— Goal —
Set each entry down verbatim, omitting images.

— Dataset records —
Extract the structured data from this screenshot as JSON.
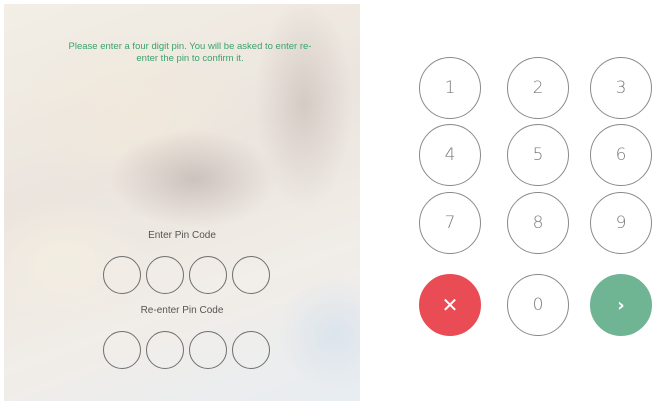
{
  "instructions": "Please enter a four digit pin. You will be asked to enter re-enter the pin to confirm it.",
  "enter_label": "Enter Pin Code",
  "reenter_label": "Re-enter Pin Code",
  "keypad": {
    "keys": [
      "1",
      "2",
      "3",
      "4",
      "5",
      "6",
      "7",
      "8",
      "9",
      "0"
    ],
    "cancel_icon": "✕",
    "next_icon": "›"
  },
  "colors": {
    "instructions_text": "#3aa36b",
    "cancel": "#ea4c55",
    "next": "#6fb593"
  },
  "icons": {
    "cancel": "close-icon",
    "next": "chevron-right-icon"
  }
}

— Written response —
Extract the structured data from this screenshot as JSON.
{
  "instructions": "Please enter a four digit pin. You will be asked to enter re-enter the pin to confirm it.",
  "enter_label": "Enter Pin Code",
  "reenter_label": "Re-enter Pin Code",
  "keypad": {
    "keys": [
      "1",
      "2",
      "3",
      "4",
      "5",
      "6",
      "7",
      "8",
      "9",
      "0"
    ],
    "cancel_icon": "✕",
    "next_icon": "›"
  },
  "colors": {
    "instructions_text": "#3aa36b",
    "cancel": "#ea4c55",
    "next": "#6fb593"
  },
  "icons": {
    "cancel": "close-icon",
    "next": "chevron-right-icon"
  }
}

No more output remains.